====== Entries shown

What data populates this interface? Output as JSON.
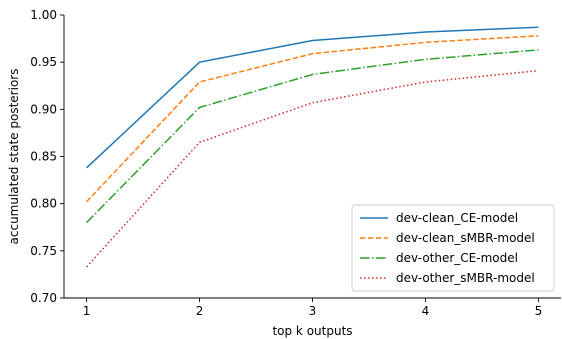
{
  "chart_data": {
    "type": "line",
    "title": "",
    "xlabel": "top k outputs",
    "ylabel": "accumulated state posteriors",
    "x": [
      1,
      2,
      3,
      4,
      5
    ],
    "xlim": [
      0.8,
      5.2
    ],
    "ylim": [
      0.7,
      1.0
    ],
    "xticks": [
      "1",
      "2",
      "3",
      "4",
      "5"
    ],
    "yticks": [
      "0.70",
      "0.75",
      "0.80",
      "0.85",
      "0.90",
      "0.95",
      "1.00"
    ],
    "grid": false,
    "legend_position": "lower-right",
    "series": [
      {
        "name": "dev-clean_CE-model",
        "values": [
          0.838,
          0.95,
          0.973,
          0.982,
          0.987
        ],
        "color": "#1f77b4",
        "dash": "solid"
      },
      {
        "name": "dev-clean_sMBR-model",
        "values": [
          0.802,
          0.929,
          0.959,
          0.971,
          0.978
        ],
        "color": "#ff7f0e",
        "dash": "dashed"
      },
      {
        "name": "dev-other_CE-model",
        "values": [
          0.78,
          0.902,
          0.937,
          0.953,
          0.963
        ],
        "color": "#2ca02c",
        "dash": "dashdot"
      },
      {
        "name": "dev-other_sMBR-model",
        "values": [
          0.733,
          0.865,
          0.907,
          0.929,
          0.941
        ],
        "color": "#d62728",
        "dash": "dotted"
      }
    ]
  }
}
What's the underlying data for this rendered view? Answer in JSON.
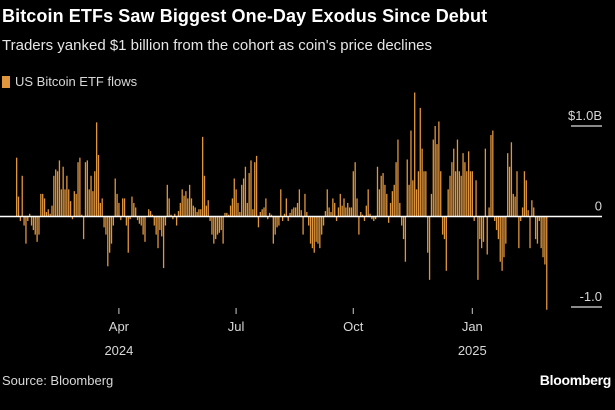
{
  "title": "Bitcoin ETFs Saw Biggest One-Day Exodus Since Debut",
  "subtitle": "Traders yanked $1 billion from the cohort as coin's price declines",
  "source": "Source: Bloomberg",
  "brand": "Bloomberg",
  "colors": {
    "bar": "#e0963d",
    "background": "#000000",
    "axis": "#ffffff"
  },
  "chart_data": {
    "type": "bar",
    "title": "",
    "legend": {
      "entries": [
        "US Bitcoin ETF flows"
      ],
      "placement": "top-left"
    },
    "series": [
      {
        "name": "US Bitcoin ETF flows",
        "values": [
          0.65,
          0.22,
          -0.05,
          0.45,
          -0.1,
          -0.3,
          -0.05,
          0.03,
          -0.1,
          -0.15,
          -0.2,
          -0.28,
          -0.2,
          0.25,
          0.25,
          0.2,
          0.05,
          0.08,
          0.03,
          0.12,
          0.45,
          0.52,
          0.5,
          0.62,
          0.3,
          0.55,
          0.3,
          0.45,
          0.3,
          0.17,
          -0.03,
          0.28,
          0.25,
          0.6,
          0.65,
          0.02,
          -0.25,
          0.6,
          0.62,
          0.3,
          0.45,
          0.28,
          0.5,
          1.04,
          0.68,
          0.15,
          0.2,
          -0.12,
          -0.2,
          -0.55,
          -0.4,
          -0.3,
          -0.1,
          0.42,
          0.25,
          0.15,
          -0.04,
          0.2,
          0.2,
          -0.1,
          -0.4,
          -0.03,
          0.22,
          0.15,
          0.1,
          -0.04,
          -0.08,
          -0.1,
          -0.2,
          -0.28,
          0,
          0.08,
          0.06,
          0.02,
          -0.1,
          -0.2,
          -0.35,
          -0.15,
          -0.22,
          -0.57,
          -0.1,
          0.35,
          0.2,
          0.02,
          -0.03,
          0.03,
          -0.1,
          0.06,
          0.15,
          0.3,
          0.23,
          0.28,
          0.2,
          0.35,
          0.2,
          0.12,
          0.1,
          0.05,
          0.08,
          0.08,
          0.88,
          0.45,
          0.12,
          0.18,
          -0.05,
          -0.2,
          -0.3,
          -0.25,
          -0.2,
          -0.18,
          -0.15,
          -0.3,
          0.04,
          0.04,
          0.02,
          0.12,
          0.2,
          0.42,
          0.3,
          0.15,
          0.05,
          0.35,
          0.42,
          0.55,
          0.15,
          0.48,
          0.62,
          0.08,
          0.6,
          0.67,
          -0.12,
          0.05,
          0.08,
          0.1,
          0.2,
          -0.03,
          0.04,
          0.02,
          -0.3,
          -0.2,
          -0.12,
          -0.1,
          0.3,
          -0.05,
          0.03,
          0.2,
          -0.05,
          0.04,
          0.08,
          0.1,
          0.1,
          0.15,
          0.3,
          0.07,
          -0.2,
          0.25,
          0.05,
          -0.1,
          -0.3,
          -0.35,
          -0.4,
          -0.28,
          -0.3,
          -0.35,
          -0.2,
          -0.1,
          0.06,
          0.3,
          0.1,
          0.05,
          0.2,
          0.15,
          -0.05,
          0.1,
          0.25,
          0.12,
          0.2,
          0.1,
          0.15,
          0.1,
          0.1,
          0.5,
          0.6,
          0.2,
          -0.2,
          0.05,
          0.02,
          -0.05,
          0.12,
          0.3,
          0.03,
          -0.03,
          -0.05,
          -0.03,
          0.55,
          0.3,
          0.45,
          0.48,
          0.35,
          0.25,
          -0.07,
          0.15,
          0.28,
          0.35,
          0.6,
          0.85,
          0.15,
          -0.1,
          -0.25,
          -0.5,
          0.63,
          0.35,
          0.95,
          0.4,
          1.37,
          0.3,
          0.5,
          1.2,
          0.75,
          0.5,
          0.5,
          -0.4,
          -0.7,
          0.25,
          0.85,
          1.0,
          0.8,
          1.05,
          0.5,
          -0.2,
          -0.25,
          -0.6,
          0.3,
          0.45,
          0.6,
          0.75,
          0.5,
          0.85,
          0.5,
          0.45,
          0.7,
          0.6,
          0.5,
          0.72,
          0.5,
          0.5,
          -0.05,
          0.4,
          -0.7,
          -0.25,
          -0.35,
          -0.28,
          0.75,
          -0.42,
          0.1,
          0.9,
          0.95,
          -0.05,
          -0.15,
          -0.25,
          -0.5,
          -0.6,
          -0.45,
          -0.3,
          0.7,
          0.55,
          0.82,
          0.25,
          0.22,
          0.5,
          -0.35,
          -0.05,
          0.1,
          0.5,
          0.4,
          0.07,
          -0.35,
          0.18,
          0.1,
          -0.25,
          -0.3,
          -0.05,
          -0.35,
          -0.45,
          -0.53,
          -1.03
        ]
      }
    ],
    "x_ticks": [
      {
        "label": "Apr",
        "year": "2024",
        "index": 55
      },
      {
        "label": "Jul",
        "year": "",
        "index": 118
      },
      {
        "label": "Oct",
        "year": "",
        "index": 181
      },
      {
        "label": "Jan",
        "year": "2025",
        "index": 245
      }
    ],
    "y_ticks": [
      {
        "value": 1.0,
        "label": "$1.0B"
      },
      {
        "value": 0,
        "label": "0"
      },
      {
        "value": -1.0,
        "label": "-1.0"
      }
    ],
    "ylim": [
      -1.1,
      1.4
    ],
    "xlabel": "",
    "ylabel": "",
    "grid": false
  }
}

============
====== Entries shown

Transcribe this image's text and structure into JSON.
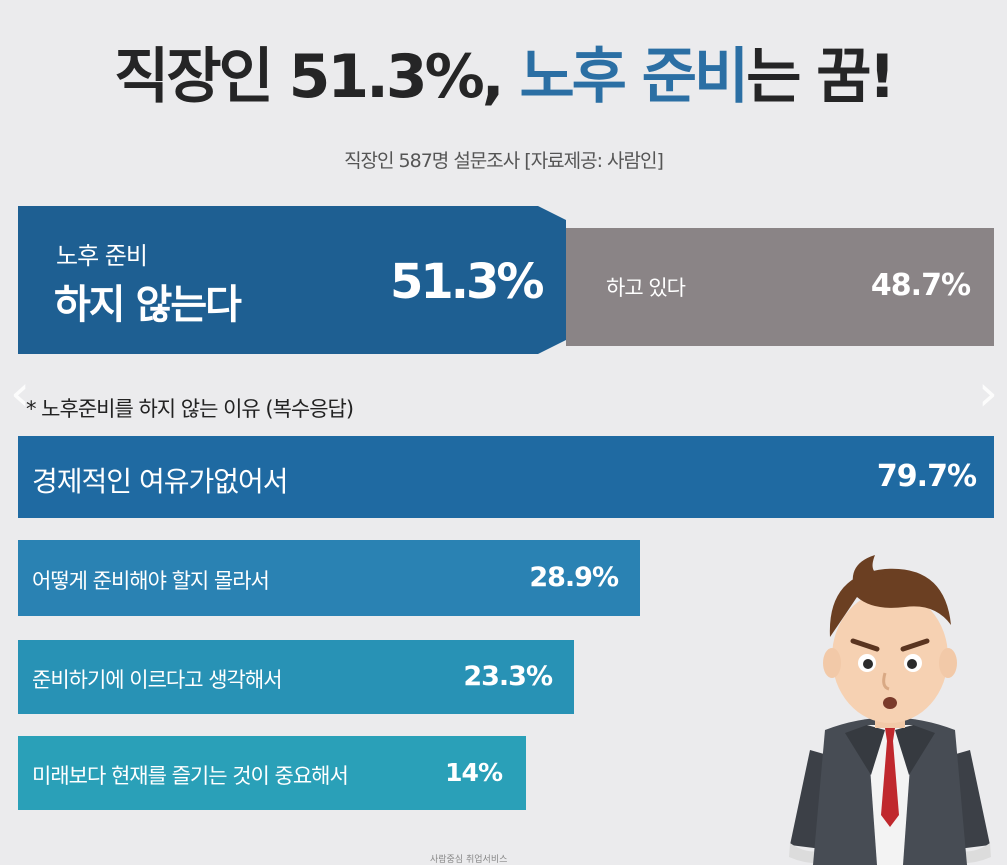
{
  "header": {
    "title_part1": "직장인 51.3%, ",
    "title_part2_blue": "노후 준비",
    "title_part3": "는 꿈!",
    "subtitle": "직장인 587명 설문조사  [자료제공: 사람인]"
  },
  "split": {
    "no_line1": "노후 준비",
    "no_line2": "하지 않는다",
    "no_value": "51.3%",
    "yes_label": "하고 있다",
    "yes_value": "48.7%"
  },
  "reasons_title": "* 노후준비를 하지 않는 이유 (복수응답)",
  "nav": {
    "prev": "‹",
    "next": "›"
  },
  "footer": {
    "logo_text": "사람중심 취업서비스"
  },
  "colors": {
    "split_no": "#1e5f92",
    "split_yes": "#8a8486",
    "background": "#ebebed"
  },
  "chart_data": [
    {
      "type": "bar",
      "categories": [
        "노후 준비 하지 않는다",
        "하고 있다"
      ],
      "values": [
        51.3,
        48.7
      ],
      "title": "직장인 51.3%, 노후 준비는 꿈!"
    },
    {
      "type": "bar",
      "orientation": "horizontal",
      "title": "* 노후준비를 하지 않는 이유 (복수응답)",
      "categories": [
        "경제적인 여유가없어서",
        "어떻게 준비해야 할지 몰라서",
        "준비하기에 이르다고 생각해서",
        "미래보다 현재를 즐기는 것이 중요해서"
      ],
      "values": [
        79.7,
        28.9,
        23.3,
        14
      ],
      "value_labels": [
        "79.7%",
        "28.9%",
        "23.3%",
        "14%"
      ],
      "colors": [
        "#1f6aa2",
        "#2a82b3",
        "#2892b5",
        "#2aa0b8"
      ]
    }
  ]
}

============

• _What is required_: Copy each line that holds the word "Bloomberg".

• _The reply_:
  "source": "Source: Bloomberg",
  "brand": "Bloomberg",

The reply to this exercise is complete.